*Exercise directions:*
Return all lines in the material below that contain "колись".

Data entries

◇ ◇ ◇

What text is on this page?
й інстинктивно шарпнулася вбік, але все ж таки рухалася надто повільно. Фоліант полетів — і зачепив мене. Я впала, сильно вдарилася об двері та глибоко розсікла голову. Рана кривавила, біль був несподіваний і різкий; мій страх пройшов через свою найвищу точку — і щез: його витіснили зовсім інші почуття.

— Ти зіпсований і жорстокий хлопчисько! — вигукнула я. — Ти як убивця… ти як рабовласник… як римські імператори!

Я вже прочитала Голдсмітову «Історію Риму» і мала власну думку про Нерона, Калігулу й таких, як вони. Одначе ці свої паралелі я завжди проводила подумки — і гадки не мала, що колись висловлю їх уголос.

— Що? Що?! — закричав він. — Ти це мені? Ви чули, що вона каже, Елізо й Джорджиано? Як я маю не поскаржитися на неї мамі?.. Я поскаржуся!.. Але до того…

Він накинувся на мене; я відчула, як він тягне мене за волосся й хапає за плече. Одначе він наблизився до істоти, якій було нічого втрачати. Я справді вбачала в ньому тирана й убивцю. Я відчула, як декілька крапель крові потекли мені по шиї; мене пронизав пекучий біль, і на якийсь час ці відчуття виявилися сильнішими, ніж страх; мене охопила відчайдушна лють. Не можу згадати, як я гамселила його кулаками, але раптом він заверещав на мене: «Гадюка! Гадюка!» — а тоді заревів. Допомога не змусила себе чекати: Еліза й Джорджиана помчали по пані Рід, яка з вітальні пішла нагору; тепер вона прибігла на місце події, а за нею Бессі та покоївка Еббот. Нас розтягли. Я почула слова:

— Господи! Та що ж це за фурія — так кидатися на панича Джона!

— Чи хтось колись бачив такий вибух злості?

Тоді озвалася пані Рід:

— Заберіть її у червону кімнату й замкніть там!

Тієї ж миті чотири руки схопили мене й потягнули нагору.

◇ ◇ ◇

*Output:*
Я вже прочитала Голдсмітову «Історію Риму» і мала власну думку про Нерона, Калігулу й таких, як вони. Одначе ці свої паралелі я завжди проводила подумки — і гадки не мала, що колись висловлю їх уголос.
— Чи хтось колись бачив такий вибух злості?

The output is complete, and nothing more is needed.